Set task:
Copy the lines exactly as they appear in the records, beginning at the line that contains "bullet-text: orate Sustainability" and stopping after the line that contains "toolbar-record-button[interactable]: Registra [113,232,138,250]".

###

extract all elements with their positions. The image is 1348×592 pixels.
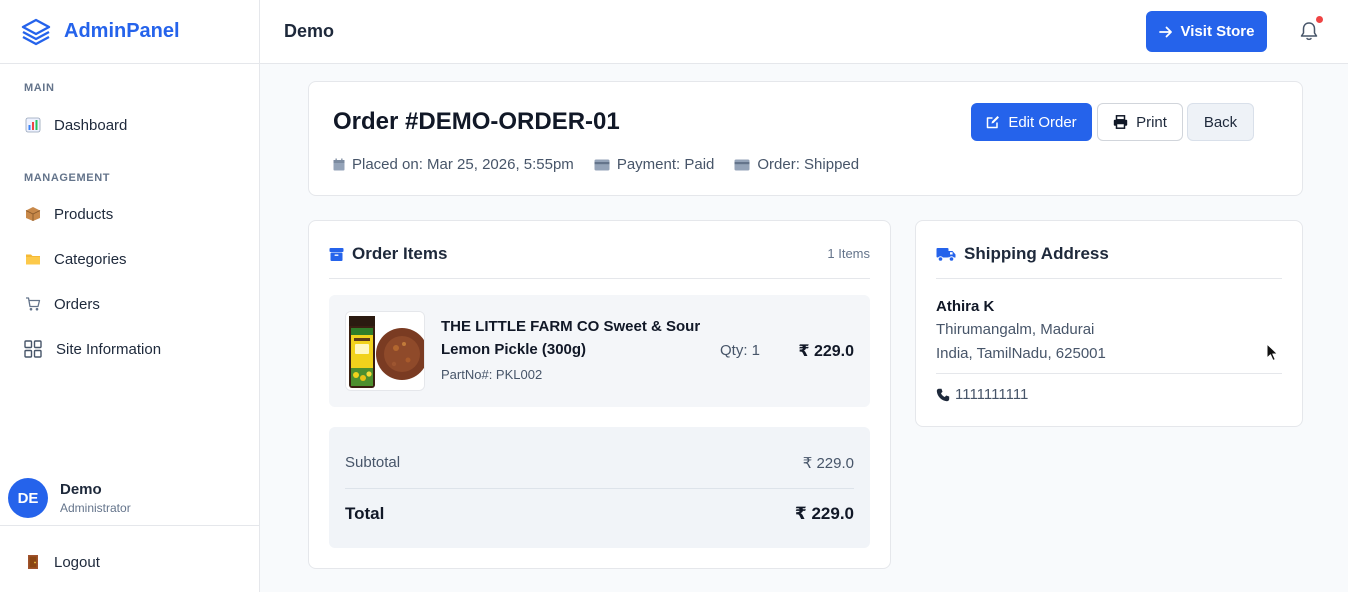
- cart-icon: [24, 295, 42, 313]
- order-items-card: Order Items 1 Items THE LITTLE FARM CO S…: [308, 220, 891, 569]
- order-item-row: THE LITTLE FARM CO Sweet & Sour Lemon Pi…: [329, 295, 870, 407]
- logout-button[interactable]: Logout: [24, 553, 100, 571]
- package-icon: [24, 205, 42, 223]
- shipping-title: Shipping Address: [964, 244, 1109, 263]
- divider: [936, 278, 1282, 279]
- folder-icon: [24, 250, 42, 268]
- credit-card-icon: [594, 159, 610, 170]
- sidebar: AdminPanel MAIN Dashboard MANAGEMENT Pro…: [0, 0, 260, 592]
- payment-text: Payment: Paid: [616, 156, 715, 173]
- total-label: Total: [345, 504, 385, 523]
- order-status-text: Order: Shipped: [757, 156, 860, 173]
- subtotal-value: ₹ 229.0: [802, 455, 854, 472]
- brand[interactable]: AdminPanel: [0, 0, 259, 64]
- divider: [0, 525, 259, 526]
- mouse-cursor-icon: [1266, 343, 1278, 361]
- sidebar-item-dashboard[interactable]: Dashboard: [24, 116, 127, 134]
- placed-on: Placed on: Mar 25, 2026, 5:55pm: [333, 156, 574, 173]
- product-thumbnail[interactable]: [345, 311, 425, 391]
- divider: [936, 373, 1282, 374]
- payment-status: Payment: Paid: [594, 156, 715, 173]
- truck-icon: [936, 247, 956, 262]
- product-image: [346, 312, 424, 390]
- phone-text: 1111111111: [955, 386, 1029, 403]
- logout-label: Logout: [54, 553, 100, 571]
- order-status: Order: Shipped: [734, 156, 859, 173]
- order-summary-card: Order #DEMO-ORDER-01 Placed on: Mar 25, …: [308, 81, 1303, 196]
- credit-card-icon: [734, 159, 750, 170]
- product-name[interactable]: THE LITTLE FARM CO Sweet & Sour Lemon Pi…: [441, 315, 711, 361]
- order-meta: Placed on: Mar 25, 2026, 5:55pm Payment:…: [333, 156, 879, 173]
- placed-on-text: Placed on: Mar 25, 2026, 5:55pm: [352, 156, 574, 173]
- back-button[interactable]: Back: [1187, 103, 1254, 141]
- calendar-icon: [333, 158, 345, 171]
- visit-store-label: Visit Store: [1180, 23, 1255, 40]
- print-button[interactable]: Print: [1097, 103, 1183, 141]
- back-label: Back: [1203, 113, 1238, 131]
- user-name: Demo: [60, 481, 102, 498]
- sidebar-item-label: Dashboard: [54, 116, 128, 134]
- page-title: Demo: [284, 21, 335, 41]
- edit-icon: [987, 116, 1000, 129]
- order-title: Order #DEMO-ORDER-01: [333, 108, 620, 135]
- phone-number: 1111111111: [936, 386, 1028, 403]
- address-line-1: Thirumangalm, Madurai: [936, 321, 1095, 338]
- sidebar-item-label: Products: [54, 205, 114, 223]
- notification-dot: [1316, 16, 1323, 23]
- divider: [329, 278, 870, 279]
- divider: [345, 488, 854, 489]
- edit-order-label: Edit Order: [1008, 113, 1077, 131]
- sidebar-item-site-information[interactable]: Site Information: [24, 340, 161, 358]
- print-label: Print: [1136, 113, 1167, 131]
- layers-icon: [21, 18, 51, 45]
- user-role: Administrator: [60, 501, 131, 515]
- subtotal-label: Subtotal: [345, 454, 401, 471]
- section-label-main: MAIN: [24, 82, 55, 94]
- sidebar-item-label: Categories: [54, 250, 127, 268]
- section-label-management: MANAGEMENT: [24, 172, 111, 184]
- bell-icon[interactable]: [1298, 20, 1320, 42]
- arrow-right-icon: [1158, 26, 1172, 37]
- product-price: ₹ 229.0: [798, 343, 854, 360]
- recipient-name: Athira K: [936, 298, 995, 315]
- phone-icon: [936, 388, 950, 401]
- order-items-header: Order Items: [329, 244, 447, 264]
- visit-store-button[interactable]: Visit Store: [1146, 11, 1267, 52]
- door-icon: [24, 553, 42, 571]
- user-profile[interactable]: DE Demo Administrator: [8, 478, 131, 518]
- sidebar-item-orders[interactable]: Orders: [24, 295, 100, 313]
- sidebar-item-label: Orders: [54, 295, 100, 313]
- items-count: 1 Items: [827, 246, 870, 261]
- sidebar-item-categories[interactable]: Categories: [24, 250, 127, 268]
- grid-icon: [24, 340, 42, 358]
- product-part-number: PartNo#: PKL002: [441, 367, 543, 382]
- brand-name: AdminPanel: [64, 20, 180, 42]
- order-items-title: Order Items: [352, 244, 448, 263]
- avatar: DE: [8, 478, 48, 518]
- box-icon: [329, 247, 344, 261]
- sidebar-item-products[interactable]: Products: [24, 205, 113, 223]
- total-value: ₹ 229.0: [794, 504, 854, 523]
- edit-order-button[interactable]: Edit Order: [971, 103, 1092, 141]
- top-header: Demo Visit Store: [260, 0, 1348, 64]
- address-line-2: India, TamilNadu, 625001: [936, 345, 1106, 362]
- printer-icon: [1113, 115, 1128, 129]
- order-totals: Subtotal ₹ 229.0 Total ₹ 229.0: [329, 427, 870, 548]
- sidebar-item-label: Site Information: [56, 340, 162, 358]
- shipping-address-card: Shipping Address Athira K Thirumangalm, …: [915, 220, 1303, 427]
- bar-chart-icon: [24, 116, 42, 134]
- shipping-header: Shipping Address: [936, 244, 1109, 264]
- product-quantity: Qty: 1: [720, 342, 761, 359]
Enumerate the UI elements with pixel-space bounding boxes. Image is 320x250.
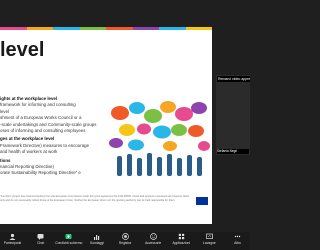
bullet-text: orate Sustainability Reporting Directive… [0,170,81,176]
toolbar-chat-button[interactable]: Chat [28,232,53,250]
toolbar-label: Applicazioni [172,241,191,245]
stripe-segment [185,27,212,30]
participants-icon [9,233,16,240]
slide-title: level [0,39,45,61]
toolbar-label: Lavagne [203,241,216,245]
slide-footnote: "Junction" project has received funding … [0,195,190,202]
eu-flag-icon [196,197,208,205]
participant-name: Stefania Negri [217,149,249,154]
toolbar-poll-button[interactable]: Sondaggi [84,232,109,250]
toolbar-record-button[interactable]: Registra [113,232,138,250]
participant-video-tile[interactable]: Remarci video apprendi Stefania Negri [216,75,250,155]
toolbar-reactions-button[interactable]: Accessorie [141,232,166,250]
share-screen-icon [65,234,72,239]
reactions-icon [149,233,157,240]
toolbar-label: Altro [234,241,241,245]
toolbar-label: Sondaggi [89,241,104,245]
video-tile-label: Remarci video apprendi [217,76,250,82]
toolbar-label: Accessorie [145,241,162,245]
apps-icon [178,233,184,240]
stripe-segment [0,27,27,30]
toolbar-participants-button[interactable]: Partecipanti [0,232,25,250]
raised-hands-illustration [117,153,202,176]
bullet-text: oses of informing and consulting employe… [0,128,86,134]
chat-icon [37,234,44,240]
whiteboard-icon [206,233,213,239]
stripe-segment [159,27,186,30]
toolbar-more-button[interactable]: Altro [225,232,250,250]
more-icon [234,235,241,238]
stripe-segment [132,27,160,30]
stripe-segment [26,27,54,30]
poll-icon [94,235,100,240]
toolbar-label: Condividi schermo [55,241,83,245]
record-icon [121,233,129,240]
toolbar-apps-button[interactable]: Applicazioni [169,232,194,250]
meeting-toolbar: Partecipanti Chat Condividi schermo Sondagg… [0,232,250,250]
toolbar-share-screen-button[interactable]: Condividi schermo [55,232,83,250]
presentation-slide: level ights at the workplace level framew… [0,27,212,224]
stripe-segment [79,27,107,30]
toolbar-label: Registra [118,241,132,245]
stripe-segment [106,27,133,30]
stripe-segment [53,27,80,30]
toolbar-whiteboard-button[interactable]: Lavagne [197,232,222,250]
slide-bullet-list: ights at the workplace level framework fo… [0,96,108,177]
toolbar-label: Partecipanti [3,241,22,245]
bullet-text: and health of workers at work [0,149,58,155]
toolbar-label: Chat [37,241,45,245]
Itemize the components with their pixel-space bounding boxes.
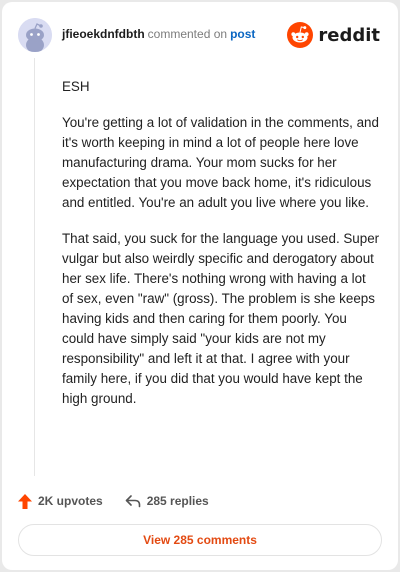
- reddit-wordmark: reddit: [318, 24, 380, 46]
- username-link[interactable]: jfieoekdnfdbth: [62, 27, 145, 41]
- comment-paragraph: You're getting a lot of validation in th…: [62, 115, 379, 210]
- user-avatar[interactable]: [18, 18, 52, 52]
- comment-actions: 2K upvotes 285 replies: [18, 490, 209, 512]
- reply-button[interactable]: 285 replies: [125, 494, 209, 508]
- reply-arrow-icon: [125, 495, 140, 508]
- upvote-arrow-icon: [18, 493, 32, 509]
- reddit-snoo-icon: [287, 22, 314, 48]
- comment-paragraph: ESH: [62, 79, 90, 94]
- reply-count: 285 replies: [146, 494, 209, 508]
- view-comments-button[interactable]: View 285 comments: [18, 524, 382, 556]
- comment-header: jfieoekdnfdbth commented on post reddit: [18, 18, 384, 52]
- upvote-count: 2K upvotes: [38, 494, 103, 508]
- thread-line[interactable]: [34, 58, 35, 476]
- comment-paragraph: That said, you suck for the language you…: [62, 231, 380, 406]
- comment-card: jfieoekdnfdbth commented on post reddit ES…: [2, 2, 398, 570]
- commented-on-text: commented on: [147, 27, 228, 41]
- comment-body: ESH You're getting a lot of validation i…: [62, 77, 380, 425]
- upvote-button[interactable]: 2K upvotes: [18, 493, 103, 509]
- default-snoo-avatar-icon: [18, 18, 52, 52]
- comment-meta: jfieoekdnfdbth commented on post: [62, 27, 255, 41]
- reddit-brand[interactable]: reddit: [287, 20, 380, 50]
- post-link[interactable]: post: [230, 27, 255, 41]
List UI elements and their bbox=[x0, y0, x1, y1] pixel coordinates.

###

The result:
bullet-text: orate Sustainability Reporting Directive… [0,170,81,176]
toolbar-chat-button[interactable]: Chat [28,232,53,250]
toolbar-label: Applicazioni [172,241,191,245]
stripe-segment [185,27,212,30]
participants-icon [9,233,16,240]
slide-title: level [0,39,45,61]
toolbar-label: Lavagne [203,241,216,245]
slide-footnote: "Junction" project has received funding … [0,195,190,202]
eu-flag-icon [196,197,208,205]
participant-name: Stefania Negri [217,149,249,154]
toolbar-poll-button[interactable]: Sondaggi [84,232,109,250]
toolbar-record-button[interactable]: Registra [113,232,138,250]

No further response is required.